*TASK:* Skip every picture and transcribe the remaining material exactly.

*GIVEN INFORMATION:*
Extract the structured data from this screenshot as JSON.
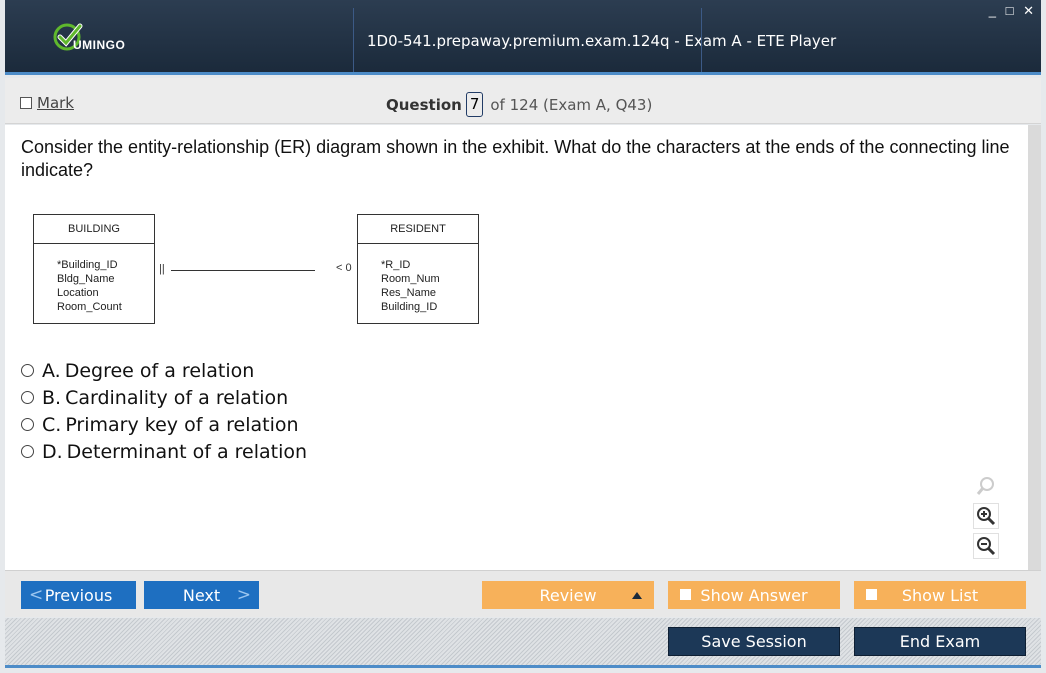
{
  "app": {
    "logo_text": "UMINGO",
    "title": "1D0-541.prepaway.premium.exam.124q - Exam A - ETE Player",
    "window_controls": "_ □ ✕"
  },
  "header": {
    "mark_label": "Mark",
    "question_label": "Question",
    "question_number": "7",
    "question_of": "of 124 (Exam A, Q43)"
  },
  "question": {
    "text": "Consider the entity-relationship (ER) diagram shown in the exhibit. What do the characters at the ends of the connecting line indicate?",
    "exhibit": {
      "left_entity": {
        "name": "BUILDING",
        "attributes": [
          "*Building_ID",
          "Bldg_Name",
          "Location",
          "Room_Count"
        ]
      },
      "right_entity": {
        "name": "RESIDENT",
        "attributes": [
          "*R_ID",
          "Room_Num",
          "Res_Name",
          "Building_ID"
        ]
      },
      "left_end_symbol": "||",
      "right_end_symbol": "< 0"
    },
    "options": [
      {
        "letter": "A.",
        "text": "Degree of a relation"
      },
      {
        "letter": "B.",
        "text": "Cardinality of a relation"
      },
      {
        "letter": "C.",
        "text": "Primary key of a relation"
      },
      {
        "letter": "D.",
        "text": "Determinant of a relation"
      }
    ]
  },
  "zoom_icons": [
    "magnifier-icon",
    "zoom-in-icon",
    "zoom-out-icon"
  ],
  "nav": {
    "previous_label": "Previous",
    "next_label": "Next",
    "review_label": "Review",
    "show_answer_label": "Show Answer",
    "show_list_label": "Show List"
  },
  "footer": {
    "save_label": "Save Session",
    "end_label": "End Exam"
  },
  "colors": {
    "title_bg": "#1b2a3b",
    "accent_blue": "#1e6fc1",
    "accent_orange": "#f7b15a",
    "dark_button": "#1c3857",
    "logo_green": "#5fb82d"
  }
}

*REPLY TO THE EXERCISE:*
Extract the structured data from this screenshot as JSON.
{
  "app": {
    "logo_text": "UMINGO",
    "title": "1D0-541.prepaway.premium.exam.124q - Exam A - ETE Player",
    "window_controls": "_ □ ✕"
  },
  "header": {
    "mark_label": "Mark",
    "question_label": "Question",
    "question_number": "7",
    "question_of": "of 124 (Exam A, Q43)"
  },
  "question": {
    "text": "Consider the entity-relationship (ER) diagram shown in the exhibit. What do the characters at the ends of the connecting line indicate?",
    "exhibit": {
      "left_entity": {
        "name": "BUILDING",
        "attributes": [
          "*Building_ID",
          "Bldg_Name",
          "Location",
          "Room_Count"
        ]
      },
      "right_entity": {
        "name": "RESIDENT",
        "attributes": [
          "*R_ID",
          "Room_Num",
          "Res_Name",
          "Building_ID"
        ]
      },
      "left_end_symbol": "||",
      "right_end_symbol": "< 0"
    },
    "options": [
      {
        "letter": "A.",
        "text": "Degree of a relation"
      },
      {
        "letter": "B.",
        "text": "Cardinality of a relation"
      },
      {
        "letter": "C.",
        "text": "Primary key of a relation"
      },
      {
        "letter": "D.",
        "text": "Determinant of a relation"
      }
    ]
  },
  "zoom_icons": [
    "magnifier-icon",
    "zoom-in-icon",
    "zoom-out-icon"
  ],
  "nav": {
    "previous_label": "Previous",
    "next_label": "Next",
    "review_label": "Review",
    "show_answer_label": "Show Answer",
    "show_list_label": "Show List"
  },
  "footer": {
    "save_label": "Save Session",
    "end_label": "End Exam"
  },
  "colors": {
    "title_bg": "#1b2a3b",
    "accent_blue": "#1e6fc1",
    "accent_orange": "#f7b15a",
    "dark_button": "#1c3857",
    "logo_green": "#5fb82d"
  }
}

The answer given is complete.